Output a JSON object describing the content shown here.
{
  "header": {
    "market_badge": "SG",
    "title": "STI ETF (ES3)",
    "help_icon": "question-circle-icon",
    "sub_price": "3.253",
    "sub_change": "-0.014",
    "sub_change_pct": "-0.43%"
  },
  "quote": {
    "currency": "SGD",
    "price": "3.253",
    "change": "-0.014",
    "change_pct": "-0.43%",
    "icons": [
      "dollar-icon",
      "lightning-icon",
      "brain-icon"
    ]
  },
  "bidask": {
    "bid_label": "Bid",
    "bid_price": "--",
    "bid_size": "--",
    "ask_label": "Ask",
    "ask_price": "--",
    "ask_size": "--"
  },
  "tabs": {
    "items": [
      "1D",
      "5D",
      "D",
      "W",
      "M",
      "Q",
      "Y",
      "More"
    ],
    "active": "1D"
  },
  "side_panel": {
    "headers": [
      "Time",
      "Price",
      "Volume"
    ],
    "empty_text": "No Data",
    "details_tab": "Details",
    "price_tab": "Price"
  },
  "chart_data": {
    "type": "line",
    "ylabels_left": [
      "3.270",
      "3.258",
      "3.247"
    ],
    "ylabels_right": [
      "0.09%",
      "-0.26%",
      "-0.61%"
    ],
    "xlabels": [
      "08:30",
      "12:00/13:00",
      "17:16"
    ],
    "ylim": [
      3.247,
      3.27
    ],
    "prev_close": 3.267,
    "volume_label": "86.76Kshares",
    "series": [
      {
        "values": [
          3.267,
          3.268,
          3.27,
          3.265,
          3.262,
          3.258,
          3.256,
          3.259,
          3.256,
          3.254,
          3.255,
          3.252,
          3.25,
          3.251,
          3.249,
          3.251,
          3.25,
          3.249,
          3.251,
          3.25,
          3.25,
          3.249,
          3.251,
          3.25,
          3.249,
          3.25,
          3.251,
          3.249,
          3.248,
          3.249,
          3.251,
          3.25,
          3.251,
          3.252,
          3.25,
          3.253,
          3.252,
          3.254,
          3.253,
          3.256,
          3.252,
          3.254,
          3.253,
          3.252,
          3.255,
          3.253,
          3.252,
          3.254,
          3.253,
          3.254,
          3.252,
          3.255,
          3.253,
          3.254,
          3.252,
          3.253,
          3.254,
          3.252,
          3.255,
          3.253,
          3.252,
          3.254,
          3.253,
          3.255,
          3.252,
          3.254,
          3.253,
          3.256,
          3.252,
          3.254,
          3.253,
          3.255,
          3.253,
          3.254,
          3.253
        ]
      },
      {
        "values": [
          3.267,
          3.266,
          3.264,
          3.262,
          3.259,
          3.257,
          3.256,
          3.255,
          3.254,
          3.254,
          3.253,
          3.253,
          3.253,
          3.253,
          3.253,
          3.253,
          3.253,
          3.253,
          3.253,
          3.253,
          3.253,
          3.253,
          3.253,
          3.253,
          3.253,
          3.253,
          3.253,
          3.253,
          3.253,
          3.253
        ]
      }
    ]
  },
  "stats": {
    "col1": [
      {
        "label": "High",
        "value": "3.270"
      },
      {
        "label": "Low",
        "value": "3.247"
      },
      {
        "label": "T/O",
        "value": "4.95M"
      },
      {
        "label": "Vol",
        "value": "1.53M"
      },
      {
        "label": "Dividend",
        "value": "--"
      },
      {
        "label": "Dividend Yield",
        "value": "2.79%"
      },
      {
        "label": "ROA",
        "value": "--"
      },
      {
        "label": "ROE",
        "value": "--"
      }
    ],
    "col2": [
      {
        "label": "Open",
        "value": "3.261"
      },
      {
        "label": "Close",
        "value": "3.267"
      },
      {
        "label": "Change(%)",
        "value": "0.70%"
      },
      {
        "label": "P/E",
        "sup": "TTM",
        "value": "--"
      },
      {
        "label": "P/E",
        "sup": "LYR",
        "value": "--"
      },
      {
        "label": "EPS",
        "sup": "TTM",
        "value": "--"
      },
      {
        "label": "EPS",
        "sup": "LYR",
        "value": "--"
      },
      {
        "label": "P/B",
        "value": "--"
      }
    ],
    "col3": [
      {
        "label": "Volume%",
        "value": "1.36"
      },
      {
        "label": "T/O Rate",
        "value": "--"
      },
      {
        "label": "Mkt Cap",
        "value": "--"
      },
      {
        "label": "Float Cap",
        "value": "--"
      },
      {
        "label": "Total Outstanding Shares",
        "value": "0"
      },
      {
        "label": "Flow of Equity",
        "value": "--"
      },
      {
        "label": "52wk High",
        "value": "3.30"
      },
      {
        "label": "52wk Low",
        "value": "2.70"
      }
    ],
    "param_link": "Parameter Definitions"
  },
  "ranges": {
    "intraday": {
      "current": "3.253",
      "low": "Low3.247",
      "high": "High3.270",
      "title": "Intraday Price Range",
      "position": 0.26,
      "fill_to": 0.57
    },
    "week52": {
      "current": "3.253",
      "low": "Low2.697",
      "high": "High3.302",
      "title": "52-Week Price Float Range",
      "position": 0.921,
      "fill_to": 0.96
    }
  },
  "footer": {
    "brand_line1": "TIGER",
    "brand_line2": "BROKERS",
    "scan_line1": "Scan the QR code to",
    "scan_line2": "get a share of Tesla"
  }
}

○ ○ ○

_WHAT YOU SHOULD DO_:
Write the whole listing out again. Keep every line exactly as it is.

_RESPONSE TO THE TASK_:
Output a JSON object describing the content shown here.
{
  "header": {
    "market_badge": "SG",
    "title": "STI ETF (ES3)",
    "help_icon": "question-circle-icon",
    "sub_price": "3.253",
    "sub_change": "-0.014",
    "sub_change_pct": "-0.43%"
  },
  "quote": {
    "currency": "SGD",
    "price": "3.253",
    "change": "-0.014",
    "change_pct": "-0.43%",
    "icons": [
      "dollar-icon",
      "lightning-icon",
      "brain-icon"
    ]
  },
  "bidask": {
    "bid_label": "Bid",
    "bid_price": "--",
    "bid_size": "--",
    "ask_label": "Ask",
    "ask_price": "--",
    "ask_size": "--"
  },
  "tabs": {
    "items": [
      "1D",
      "5D",
      "D",
      "W",
      "M",
      "Q",
      "Y",
      "More"
    ],
    "active": "1D"
  },
  "side_panel": {
    "headers": [
      "Time",
      "Price",
      "Volume"
    ],
    "empty_text": "No Data",
    "details_tab": "Details",
    "price_tab": "Price"
  },
  "chart_data": {
    "type": "line",
    "ylabels_left": [
      "3.270",
      "3.258",
      "3.247"
    ],
    "ylabels_right": [
      "0.09%",
      "-0.26%",
      "-0.61%"
    ],
    "xlabels": [
      "08:30",
      "12:00/13:00",
      "17:16"
    ],
    "ylim": [
      3.247,
      3.27
    ],
    "prev_close": 3.267,
    "volume_label": "86.76Kshares",
    "series": [
      {
        "values": [
          3.267,
          3.268,
          3.27,
          3.265,
          3.262,
          3.258,
          3.256,
          3.259,
          3.256,
          3.254,
          3.255,
          3.252,
          3.25,
          3.251,
          3.249,
          3.251,
          3.25,
          3.249,
          3.251,
          3.25,
          3.25,
          3.249,
          3.251,
          3.25,
          3.249,
          3.25,
          3.251,
          3.249,
          3.248,
          3.249,
          3.251,
          3.25,
          3.251,
          3.252,
          3.25,
          3.253,
          3.252,
          3.254,
          3.253,
          3.256,
          3.252,
          3.254,
          3.253,
          3.252,
          3.255,
          3.253,
          3.252,
          3.254,
          3.253,
          3.254,
          3.252,
          3.255,
          3.253,
          3.254,
          3.252,
          3.253,
          3.254,
          3.252,
          3.255,
          3.253,
          3.252,
          3.254,
          3.253,
          3.255,
          3.252,
          3.254,
          3.253,
          3.256,
          3.252,
          3.254,
          3.253,
          3.255,
          3.253,
          3.254,
          3.253
        ]
      },
      {
        "values": [
          3.267,
          3.266,
          3.264,
          3.262,
          3.259,
          3.257,
          3.256,
          3.255,
          3.254,
          3.254,
          3.253,
          3.253,
          3.253,
          3.253,
          3.253,
          3.253,
          3.253,
          3.253,
          3.253,
          3.253,
          3.253,
          3.253,
          3.253,
          3.253,
          3.253,
          3.253,
          3.253,
          3.253,
          3.253,
          3.253
        ]
      }
    ]
  },
  "stats": {
    "col1": [
      {
        "label": "High",
        "value": "3.270"
      },
      {
        "label": "Low",
        "value": "3.247"
      },
      {
        "label": "T/O",
        "value": "4.95M"
      },
      {
        "label": "Vol",
        "value": "1.53M"
      },
      {
        "label": "Dividend",
        "value": "--"
      },
      {
        "label": "Dividend Yield",
        "value": "2.79%"
      },
      {
        "label": "ROA",
        "value": "--"
      },
      {
        "label": "ROE",
        "value": "--"
      }
    ],
    "col2": [
      {
        "label": "Open",
        "value": "3.261"
      },
      {
        "label": "Close",
        "value": "3.267"
      },
      {
        "label": "Change(%)",
        "value": "0.70%"
      },
      {
        "label": "P/E",
        "sup": "TTM",
        "value": "--"
      },
      {
        "label": "P/E",
        "sup": "LYR",
        "value": "--"
      },
      {
        "label": "EPS",
        "sup": "TTM",
        "value": "--"
      },
      {
        "label": "EPS",
        "sup": "LYR",
        "value": "--"
      },
      {
        "label": "P/B",
        "value": "--"
      }
    ],
    "col3": [
      {
        "label": "Volume%",
        "value": "1.36"
      },
      {
        "label": "T/O Rate",
        "value": "--"
      },
      {
        "label": "Mkt Cap",
        "value": "--"
      },
      {
        "label": "Float Cap",
        "value": "--"
      },
      {
        "label": "Total Outstanding Shares",
        "value": "0"
      },
      {
        "label": "Flow of Equity",
        "value": "--"
      },
      {
        "label": "52wk High",
        "value": "3.30"
      },
      {
        "label": "52wk Low",
        "value": "2.70"
      }
    ],
    "param_link": "Parameter Definitions"
  },
  "ranges": {
    "intraday": {
      "current": "3.253",
      "low": "Low3.247",
      "high": "High3.270",
      "title": "Intraday Price Range",
      "position": 0.26,
      "fill_to": 0.57
    },
    "week52": {
      "current": "3.253",
      "low": "Low2.697",
      "high": "High3.302",
      "title": "52-Week Price Float Range",
      "position": 0.921,
      "fill_to": 0.96
    }
  },
  "footer": {
    "brand_line1": "TIGER",
    "brand_line2": "BROKERS",
    "scan_line1": "Scan the QR code to",
    "scan_line2": "get a share of Tesla"
  }
}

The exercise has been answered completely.